● Input data
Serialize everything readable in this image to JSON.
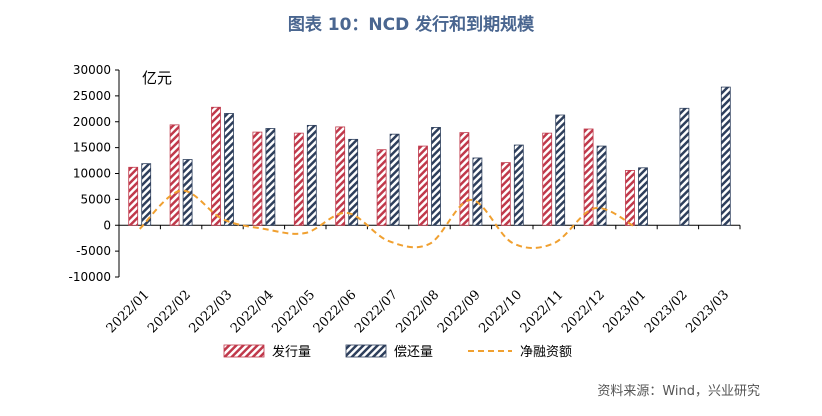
{
  "chart_data": {
    "type": "bar",
    "title": "图表 10：NCD 发行和到期规模",
    "unit_label": "亿元",
    "categories": [
      "2022/01",
      "2022/02",
      "2022/03",
      "2022/04",
      "2022/05",
      "2022/06",
      "2022/07",
      "2022/08",
      "2022/09",
      "2022/10",
      "2022/11",
      "2022/12",
      "2023/01",
      "2023/02",
      "2023/03"
    ],
    "ylim": [
      -10000,
      30000
    ],
    "yticks": [
      -10000,
      -5000,
      0,
      5000,
      10000,
      15000,
      20000,
      25000,
      30000
    ],
    "series": [
      {
        "name": "发行量",
        "type": "bar",
        "pattern": "red-hatch",
        "values": [
          11200,
          19400,
          22800,
          18000,
          17800,
          19000,
          14600,
          15300,
          17900,
          12100,
          17800,
          18600,
          10600,
          null,
          null
        ]
      },
      {
        "name": "偿还量",
        "type": "bar",
        "pattern": "navy-hatch",
        "values": [
          11900,
          12700,
          21600,
          18700,
          19300,
          16600,
          17600,
          18900,
          13000,
          15500,
          21300,
          15300,
          11100,
          22600,
          26700
        ]
      },
      {
        "name": "净融资额",
        "type": "line",
        "style": "dashed",
        "values": [
          -700,
          6700,
          1200,
          -700,
          -1500,
          2400,
          -3000,
          -3600,
          4900,
          -3400,
          -3500,
          3300,
          -500,
          null,
          null
        ]
      }
    ],
    "legend_position": "bottom",
    "grid": false,
    "colors": {
      "issuance": "#c0394b",
      "repayment": "#2e3f5c",
      "net": "#f0a030",
      "title": "#4a6690"
    }
  },
  "source": "资料来源：Wind，兴业研究"
}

● What to do
Show each line in the entries that holds the string "title".

● Exercise result
    "title": "图表 10：NCD 发行和到期规模",
      "title": "#4a6690"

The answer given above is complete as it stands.